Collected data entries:
## begin

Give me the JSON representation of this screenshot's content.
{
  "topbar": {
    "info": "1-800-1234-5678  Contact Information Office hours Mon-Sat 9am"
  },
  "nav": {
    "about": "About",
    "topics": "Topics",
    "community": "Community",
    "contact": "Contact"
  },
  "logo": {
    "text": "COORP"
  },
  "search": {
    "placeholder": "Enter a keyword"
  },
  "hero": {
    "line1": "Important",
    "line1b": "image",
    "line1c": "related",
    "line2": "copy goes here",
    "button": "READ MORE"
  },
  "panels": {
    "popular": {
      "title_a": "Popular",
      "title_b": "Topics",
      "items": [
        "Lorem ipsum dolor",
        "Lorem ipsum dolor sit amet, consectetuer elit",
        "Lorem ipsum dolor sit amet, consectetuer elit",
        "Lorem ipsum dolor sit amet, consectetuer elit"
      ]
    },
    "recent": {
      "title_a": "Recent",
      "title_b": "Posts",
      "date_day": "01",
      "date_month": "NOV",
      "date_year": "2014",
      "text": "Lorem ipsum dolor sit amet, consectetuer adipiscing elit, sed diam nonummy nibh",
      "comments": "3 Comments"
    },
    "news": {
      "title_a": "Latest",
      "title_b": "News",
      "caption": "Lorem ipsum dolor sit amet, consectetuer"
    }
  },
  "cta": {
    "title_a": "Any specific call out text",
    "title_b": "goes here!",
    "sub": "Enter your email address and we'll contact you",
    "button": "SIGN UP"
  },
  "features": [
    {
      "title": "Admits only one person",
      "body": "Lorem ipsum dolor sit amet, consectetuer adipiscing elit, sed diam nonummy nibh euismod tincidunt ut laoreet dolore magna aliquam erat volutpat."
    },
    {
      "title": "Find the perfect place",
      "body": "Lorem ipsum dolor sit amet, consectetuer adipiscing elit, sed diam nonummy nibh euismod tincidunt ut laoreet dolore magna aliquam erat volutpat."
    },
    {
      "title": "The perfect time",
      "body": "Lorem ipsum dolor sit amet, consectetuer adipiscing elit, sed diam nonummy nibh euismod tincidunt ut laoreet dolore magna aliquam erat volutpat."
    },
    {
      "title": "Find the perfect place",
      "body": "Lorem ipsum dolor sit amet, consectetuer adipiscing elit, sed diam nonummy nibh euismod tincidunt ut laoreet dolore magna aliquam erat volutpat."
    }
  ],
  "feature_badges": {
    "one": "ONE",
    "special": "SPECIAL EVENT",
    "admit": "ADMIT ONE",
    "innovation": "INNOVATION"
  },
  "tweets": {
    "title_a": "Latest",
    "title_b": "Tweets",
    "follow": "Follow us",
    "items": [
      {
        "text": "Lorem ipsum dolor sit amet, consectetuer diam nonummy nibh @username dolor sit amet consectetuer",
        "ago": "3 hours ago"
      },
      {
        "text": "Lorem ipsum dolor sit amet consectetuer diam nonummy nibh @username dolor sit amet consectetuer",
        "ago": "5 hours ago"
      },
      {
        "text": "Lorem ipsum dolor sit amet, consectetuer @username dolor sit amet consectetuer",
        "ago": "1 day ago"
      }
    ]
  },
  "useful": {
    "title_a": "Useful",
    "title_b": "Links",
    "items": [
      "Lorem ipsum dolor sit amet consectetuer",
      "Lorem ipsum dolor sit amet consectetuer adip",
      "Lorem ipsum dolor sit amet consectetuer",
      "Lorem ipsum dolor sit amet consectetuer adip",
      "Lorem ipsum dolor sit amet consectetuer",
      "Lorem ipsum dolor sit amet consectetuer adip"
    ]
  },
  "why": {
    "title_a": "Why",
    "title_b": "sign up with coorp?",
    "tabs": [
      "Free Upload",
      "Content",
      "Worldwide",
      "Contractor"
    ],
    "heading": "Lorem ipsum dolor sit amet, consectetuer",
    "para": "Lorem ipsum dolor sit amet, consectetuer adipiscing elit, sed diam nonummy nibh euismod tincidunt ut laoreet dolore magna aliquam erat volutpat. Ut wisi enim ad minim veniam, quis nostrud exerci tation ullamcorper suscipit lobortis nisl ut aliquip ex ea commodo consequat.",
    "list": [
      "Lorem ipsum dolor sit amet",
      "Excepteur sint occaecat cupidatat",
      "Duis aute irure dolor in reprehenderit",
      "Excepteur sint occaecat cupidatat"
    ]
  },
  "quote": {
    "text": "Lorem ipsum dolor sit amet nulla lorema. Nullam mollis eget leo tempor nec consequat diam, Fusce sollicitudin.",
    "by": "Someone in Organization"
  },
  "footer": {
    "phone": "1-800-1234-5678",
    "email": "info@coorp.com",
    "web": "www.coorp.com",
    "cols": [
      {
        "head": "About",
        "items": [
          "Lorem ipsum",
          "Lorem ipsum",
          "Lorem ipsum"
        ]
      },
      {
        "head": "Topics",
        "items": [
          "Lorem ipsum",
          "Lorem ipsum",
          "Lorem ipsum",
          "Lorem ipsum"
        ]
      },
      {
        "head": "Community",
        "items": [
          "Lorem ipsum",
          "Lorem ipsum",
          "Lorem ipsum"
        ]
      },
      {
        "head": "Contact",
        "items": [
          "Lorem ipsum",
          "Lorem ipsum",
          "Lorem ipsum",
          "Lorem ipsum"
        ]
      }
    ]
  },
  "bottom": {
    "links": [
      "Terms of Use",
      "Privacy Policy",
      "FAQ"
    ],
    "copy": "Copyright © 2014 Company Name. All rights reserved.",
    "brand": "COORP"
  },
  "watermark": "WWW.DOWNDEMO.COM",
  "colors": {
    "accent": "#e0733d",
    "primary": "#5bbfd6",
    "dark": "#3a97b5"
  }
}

## end

#### [What is expected]
Read the data above. Pull out each line in which the string "cupidatat" appears.

#### [Result of the exercise]
      "Excepteur sint occaecat cupidatat",
      "Excepteur sint occaecat cupidatat"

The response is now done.